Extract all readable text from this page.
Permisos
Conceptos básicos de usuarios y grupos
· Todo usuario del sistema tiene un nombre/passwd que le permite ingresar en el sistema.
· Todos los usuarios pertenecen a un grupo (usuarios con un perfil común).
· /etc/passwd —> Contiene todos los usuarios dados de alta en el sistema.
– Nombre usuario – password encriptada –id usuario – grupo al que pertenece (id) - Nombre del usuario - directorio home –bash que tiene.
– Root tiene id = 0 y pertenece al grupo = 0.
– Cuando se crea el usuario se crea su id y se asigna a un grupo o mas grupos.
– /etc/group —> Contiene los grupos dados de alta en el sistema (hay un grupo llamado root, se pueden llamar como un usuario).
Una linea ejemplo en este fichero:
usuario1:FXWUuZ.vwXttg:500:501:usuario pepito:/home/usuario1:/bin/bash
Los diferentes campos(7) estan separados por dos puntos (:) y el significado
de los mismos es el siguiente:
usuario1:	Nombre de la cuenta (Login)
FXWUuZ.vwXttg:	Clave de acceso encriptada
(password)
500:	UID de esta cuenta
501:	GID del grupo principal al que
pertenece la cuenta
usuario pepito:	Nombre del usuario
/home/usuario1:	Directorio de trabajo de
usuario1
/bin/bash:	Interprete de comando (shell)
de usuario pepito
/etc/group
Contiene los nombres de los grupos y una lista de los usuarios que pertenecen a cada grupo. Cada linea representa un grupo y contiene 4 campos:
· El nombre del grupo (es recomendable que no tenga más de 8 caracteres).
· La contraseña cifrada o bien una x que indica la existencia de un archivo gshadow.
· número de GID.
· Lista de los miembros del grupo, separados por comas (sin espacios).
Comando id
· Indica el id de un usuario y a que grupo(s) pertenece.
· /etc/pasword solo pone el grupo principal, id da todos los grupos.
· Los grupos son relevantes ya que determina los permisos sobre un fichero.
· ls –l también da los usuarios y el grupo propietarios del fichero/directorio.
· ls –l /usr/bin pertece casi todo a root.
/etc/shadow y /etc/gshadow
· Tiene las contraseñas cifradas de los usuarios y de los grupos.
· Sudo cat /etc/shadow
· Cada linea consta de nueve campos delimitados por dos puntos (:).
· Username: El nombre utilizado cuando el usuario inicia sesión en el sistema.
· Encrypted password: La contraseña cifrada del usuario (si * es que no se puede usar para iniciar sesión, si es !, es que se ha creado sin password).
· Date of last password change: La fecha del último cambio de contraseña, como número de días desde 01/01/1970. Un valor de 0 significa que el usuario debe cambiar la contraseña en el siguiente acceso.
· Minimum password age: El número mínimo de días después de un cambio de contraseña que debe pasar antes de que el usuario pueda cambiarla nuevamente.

■ Exercise task
Copy out every line of the listing that contains the string "linea".

■ Answer to the problem
Una linea ejemplo en este fichero:
Contiene los nombres de los grupos y una lista de los usuarios que pertenecen a cada grupo. Cada linea representa un grupo y contiene 4 campos:
· Cada linea consta de nueve campos delimitados por dos puntos (:).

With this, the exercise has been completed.